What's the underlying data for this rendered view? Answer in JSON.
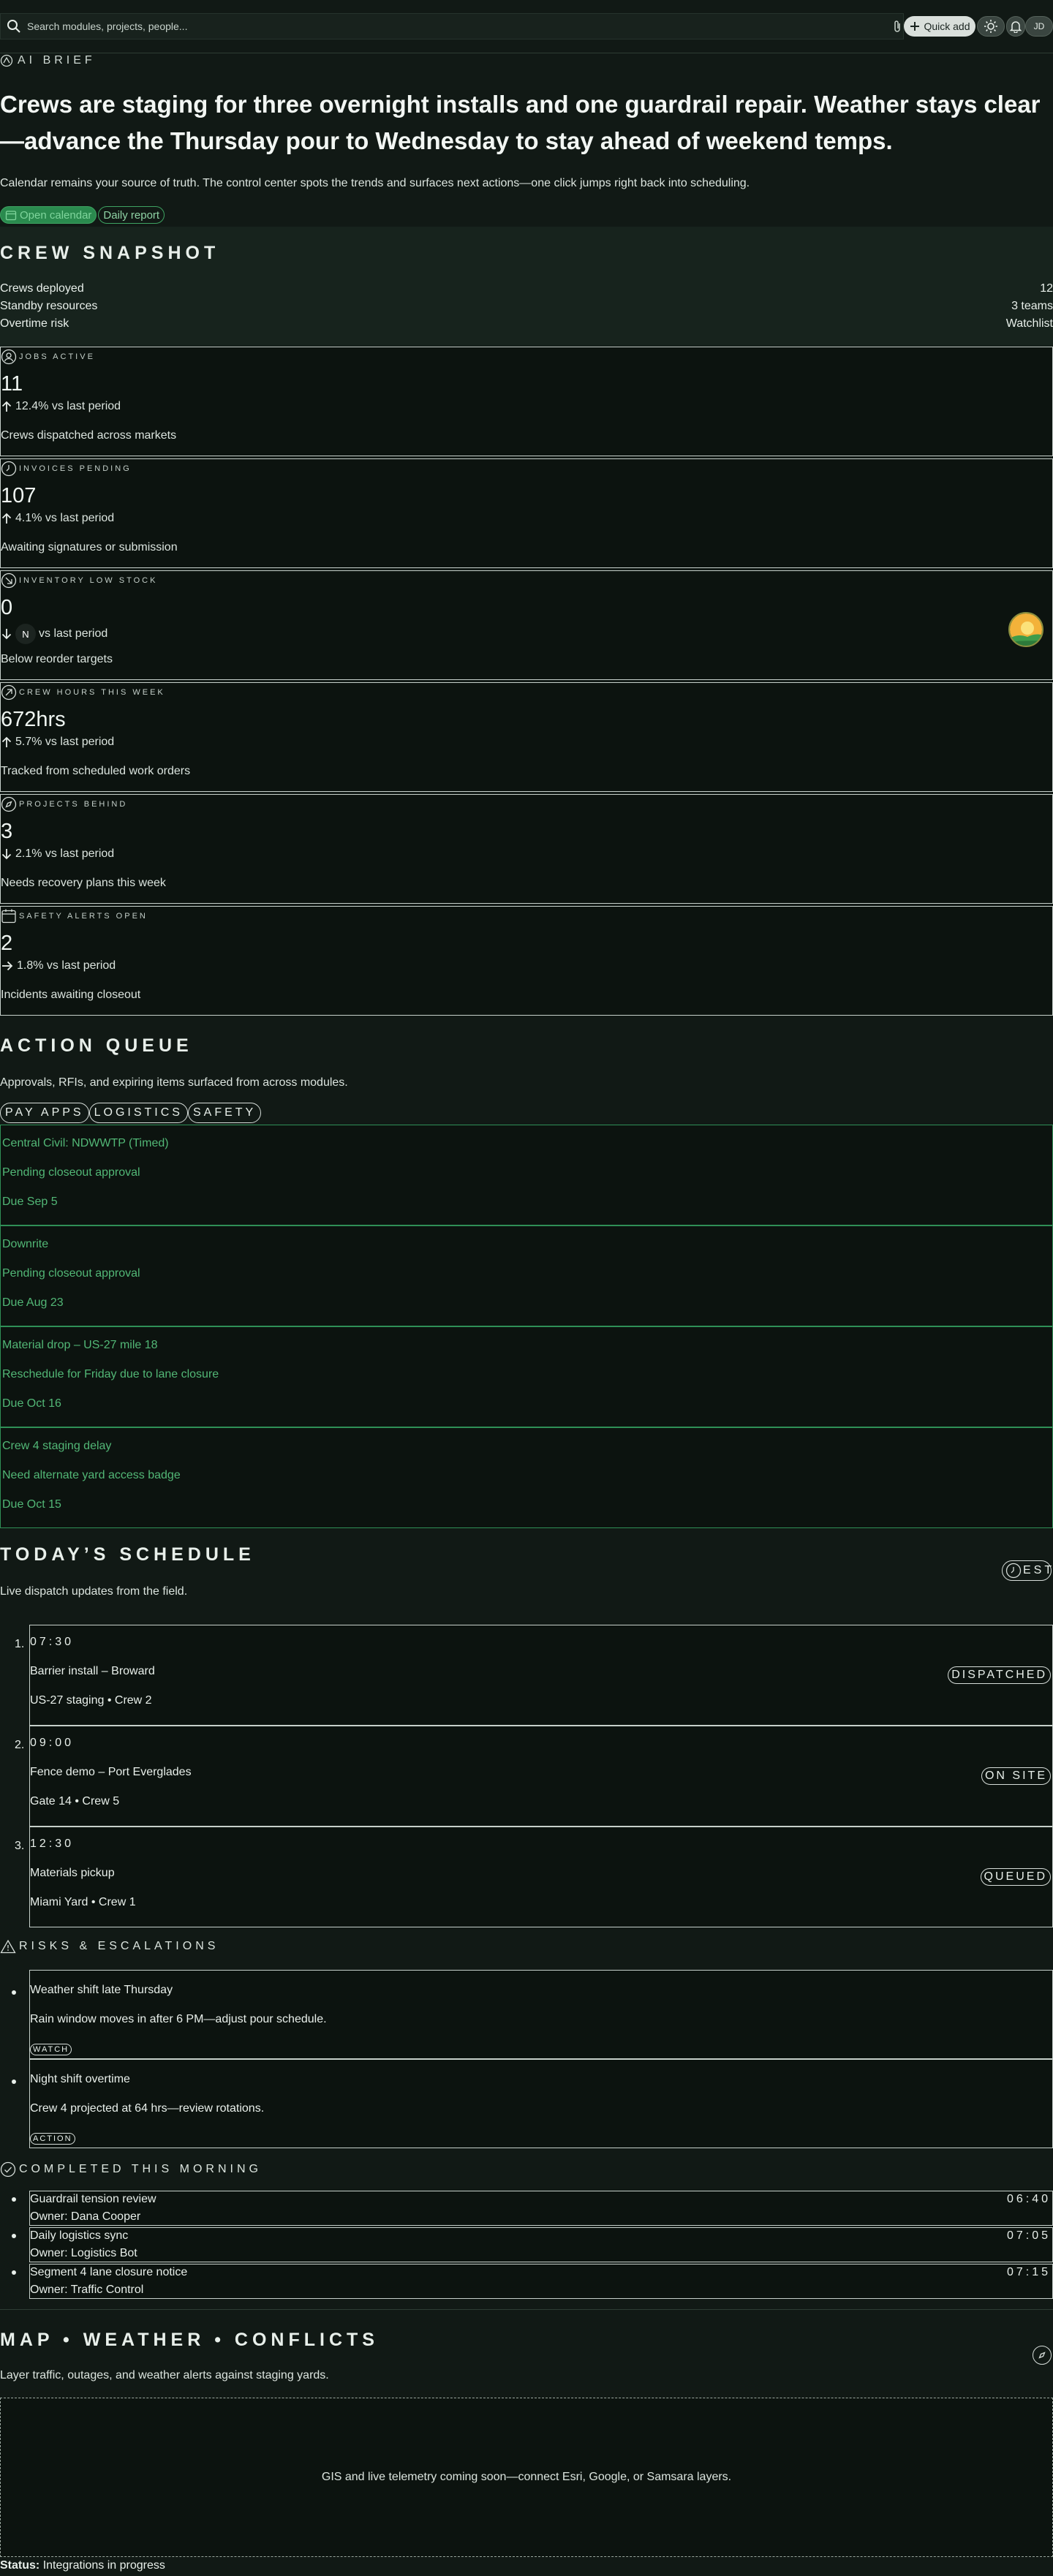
{
  "header": {
    "search_placeholder": "Search modules, projects, people...",
    "quick_add_label": "Quick add",
    "avatar_initials": "JD"
  },
  "brief": {
    "label": "AI BRIEF",
    "headline": "Crews are staging for three overnight installs and one guardrail repair. Weather stays clear—advance the Thursday pour to Wednesday to stay ahead of weekend temps.",
    "subtitle": "Calendar remains your source of truth. The control center spots the trends and surfaces next actions—one click jumps right back into scheduling.",
    "open_calendar_label": "Open calendar",
    "daily_report_label": "Daily report"
  },
  "snapshot": {
    "title": "CREW SNAPSHOT",
    "rows": [
      {
        "label": "Crews deployed",
        "value": "12"
      },
      {
        "label": "Standby resources",
        "value": "3 teams"
      },
      {
        "label": "Overtime risk",
        "value": "Watchlist"
      }
    ]
  },
  "metrics": [
    {
      "label": "JOBS ACTIVE",
      "value": "11",
      "delta": "12.4% vs last period",
      "note": "Crews dispatched across markets",
      "icon": "user-icon",
      "trend": "up"
    },
    {
      "label": "INVOICES PENDING",
      "value": "107",
      "delta": "4.1% vs last period",
      "note": "Awaiting signatures or submission",
      "icon": "clock-icon",
      "trend": "up"
    },
    {
      "label": "INVENTORY LOW STOCK",
      "value": "0",
      "delta": "vs last period",
      "note": "Below reorder targets",
      "icon": "arrow-down-right-icon",
      "trend": "down",
      "badge": "N"
    },
    {
      "label": "CREW HOURS THIS WEEK",
      "value": "672hrs",
      "delta": "5.7% vs last period",
      "note": "Tracked from scheduled work orders",
      "icon": "arrow-up-right-icon",
      "trend": "up"
    },
    {
      "label": "PROJECTS BEHIND",
      "value": "3",
      "delta": "2.1% vs last period",
      "note": "Needs recovery plans this week",
      "icon": "compass-icon",
      "trend": "down"
    },
    {
      "label": "SAFETY ALERTS OPEN",
      "value": "2",
      "delta": "1.8% vs last period",
      "note": "Incidents awaiting closeout",
      "icon": "calendar-icon",
      "trend": "right"
    }
  ],
  "action_queue": {
    "title": "ACTION QUEUE",
    "subtitle": "Approvals, RFIs, and expiring items surfaced from across modules.",
    "tabs": [
      "PAY APPS",
      "LOGISTICS",
      "SAFETY"
    ],
    "items": [
      {
        "title": "Central Civil: NDWWTP (Timed)",
        "detail": "Pending closeout approval",
        "due": "Due Sep 5"
      },
      {
        "title": "Downrite",
        "detail": "Pending closeout approval",
        "due": "Due Aug 23"
      },
      {
        "title": "Material drop – US-27 mile 18",
        "detail": "Reschedule for Friday due to lane closure",
        "due": "Due Oct 16"
      },
      {
        "title": "Crew 4 staging delay",
        "detail": "Need alternate yard access badge",
        "due": "Due Oct 15"
      }
    ]
  },
  "schedule": {
    "title": "TODAY’S SCHEDULE",
    "subtitle": "Live dispatch updates from the field.",
    "timezone": "EST",
    "items": [
      {
        "num": "1.",
        "time": "07:30",
        "job": "Barrier install – Broward",
        "location": "US-27 staging • Crew 2",
        "status": "DISPATCHED"
      },
      {
        "num": "2.",
        "time": "09:00",
        "job": "Fence demo – Port Everglades",
        "location": "Gate 14 • Crew 5",
        "status": "ON SITE"
      },
      {
        "num": "3.",
        "time": "12:30",
        "job": "Materials pickup",
        "location": "Miami Yard • Crew 1",
        "status": "QUEUED"
      }
    ]
  },
  "risks": {
    "title": "RISKS & ESCALATIONS",
    "items": [
      {
        "title": "Weather shift late Thursday",
        "detail": "Rain window moves in after 6 PM—adjust pour schedule.",
        "tag": "WATCH"
      },
      {
        "title": "Night shift overtime",
        "detail": "Crew 4 projected at 64 hrs—review rotations.",
        "tag": "ACTION"
      }
    ]
  },
  "completed": {
    "title": "COMPLETED THIS MORNING",
    "items": [
      {
        "title": "Guardrail tension review",
        "owner": "Owner: Dana Cooper",
        "time": "06:40"
      },
      {
        "title": "Daily logistics sync",
        "owner": "Owner: Logistics Bot",
        "time": "07:05"
      },
      {
        "title": "Segment 4 lane closure notice",
        "owner": "Owner: Traffic Control",
        "time": "07:15"
      }
    ]
  },
  "map": {
    "title": "MAP • WEATHER • CONFLICTS",
    "subtitle": "Layer traffic, outages, and weather alerts against staging yards.",
    "placeholder": "GIS and live telemetry coming soon—connect Esri, Google, or Samsara layers."
  },
  "footer": {
    "status_label": "Status:",
    "status_value": "Integrations in progress"
  },
  "colors": {
    "background": "#111915",
    "accent": "#2f8f56",
    "accent_text": "#52b776"
  }
}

_ _ _ _ _ _ _

* _GIVEN REQUEST_
Copy out all the data exactly; skip the pictures.

* _REPLY TO THE EXERCISE_
What's the underlying data for this rendered view? Answer in JSON.
{
  "header": {
    "search_placeholder": "Search modules, projects, people...",
    "quick_add_label": "Quick add",
    "avatar_initials": "JD"
  },
  "brief": {
    "label": "AI BRIEF",
    "headline": "Crews are staging for three overnight installs and one guardrail repair. Weather stays clear—advance the Thursday pour to Wednesday to stay ahead of weekend temps.",
    "subtitle": "Calendar remains your source of truth. The control center spots the trends and surfaces next actions—one click jumps right back into scheduling.",
    "open_calendar_label": "Open calendar",
    "daily_report_label": "Daily report"
  },
  "snapshot": {
    "title": "CREW SNAPSHOT",
    "rows": [
      {
        "label": "Crews deployed",
        "value": "12"
      },
      {
        "label": "Standby resources",
        "value": "3 teams"
      },
      {
        "label": "Overtime risk",
        "value": "Watchlist"
      }
    ]
  },
  "metrics": [
    {
      "label": "JOBS ACTIVE",
      "value": "11",
      "delta": "12.4% vs last period",
      "note": "Crews dispatched across markets",
      "icon": "user-icon",
      "trend": "up"
    },
    {
      "label": "INVOICES PENDING",
      "value": "107",
      "delta": "4.1% vs last period",
      "note": "Awaiting signatures or submission",
      "icon": "clock-icon",
      "trend": "up"
    },
    {
      "label": "INVENTORY LOW STOCK",
      "value": "0",
      "delta": "vs last period",
      "note": "Below reorder targets",
      "icon": "arrow-down-right-icon",
      "trend": "down",
      "badge": "N"
    },
    {
      "label": "CREW HOURS THIS WEEK",
      "value": "672hrs",
      "delta": "5.7% vs last period",
      "note": "Tracked from scheduled work orders",
      "icon": "arrow-up-right-icon",
      "trend": "up"
    },
    {
      "label": "PROJECTS BEHIND",
      "value": "3",
      "delta": "2.1% vs last period",
      "note": "Needs recovery plans this week",
      "icon": "compass-icon",
      "trend": "down"
    },
    {
      "label": "SAFETY ALERTS OPEN",
      "value": "2",
      "delta": "1.8% vs last period",
      "note": "Incidents awaiting closeout",
      "icon": "calendar-icon",
      "trend": "right"
    }
  ],
  "action_queue": {
    "title": "ACTION QUEUE",
    "subtitle": "Approvals, RFIs, and expiring items surfaced from across modules.",
    "tabs": [
      "PAY APPS",
      "LOGISTICS",
      "SAFETY"
    ],
    "items": [
      {
        "title": "Central Civil: NDWWTP (Timed)",
        "detail": "Pending closeout approval",
        "due": "Due Sep 5"
      },
      {
        "title": "Downrite",
        "detail": "Pending closeout approval",
        "due": "Due Aug 23"
      },
      {
        "title": "Material drop – US-27 mile 18",
        "detail": "Reschedule for Friday due to lane closure",
        "due": "Due Oct 16"
      },
      {
        "title": "Crew 4 staging delay",
        "detail": "Need alternate yard access badge",
        "due": "Due Oct 15"
      }
    ]
  },
  "schedule": {
    "title": "TODAY’S SCHEDULE",
    "subtitle": "Live dispatch updates from the field.",
    "timezone": "EST",
    "items": [
      {
        "num": "1.",
        "time": "07:30",
        "job": "Barrier install – Broward",
        "location": "US-27 staging • Crew 2",
        "status": "DISPATCHED"
      },
      {
        "num": "2.",
        "time": "09:00",
        "job": "Fence demo – Port Everglades",
        "location": "Gate 14 • Crew 5",
        "status": "ON SITE"
      },
      {
        "num": "3.",
        "time": "12:30",
        "job": "Materials pickup",
        "location": "Miami Yard • Crew 1",
        "status": "QUEUED"
      }
    ]
  },
  "risks": {
    "title": "RISKS & ESCALATIONS",
    "items": [
      {
        "title": "Weather shift late Thursday",
        "detail": "Rain window moves in after 6 PM—adjust pour schedule.",
        "tag": "WATCH"
      },
      {
        "title": "Night shift overtime",
        "detail": "Crew 4 projected at 64 hrs—review rotations.",
        "tag": "ACTION"
      }
    ]
  },
  "completed": {
    "title": "COMPLETED THIS MORNING",
    "items": [
      {
        "title": "Guardrail tension review",
        "owner": "Owner: Dana Cooper",
        "time": "06:40"
      },
      {
        "title": "Daily logistics sync",
        "owner": "Owner: Logistics Bot",
        "time": "07:05"
      },
      {
        "title": "Segment 4 lane closure notice",
        "owner": "Owner: Traffic Control",
        "time": "07:15"
      }
    ]
  },
  "map": {
    "title": "MAP • WEATHER • CONFLICTS",
    "subtitle": "Layer traffic, outages, and weather alerts against staging yards.",
    "placeholder": "GIS and live telemetry coming soon—connect Esri, Google, or Samsara layers."
  },
  "footer": {
    "status_label": "Status:",
    "status_value": "Integrations in progress"
  },
  "colors": {
    "background": "#111915",
    "accent": "#2f8f56",
    "accent_text": "#52b776"
  }
}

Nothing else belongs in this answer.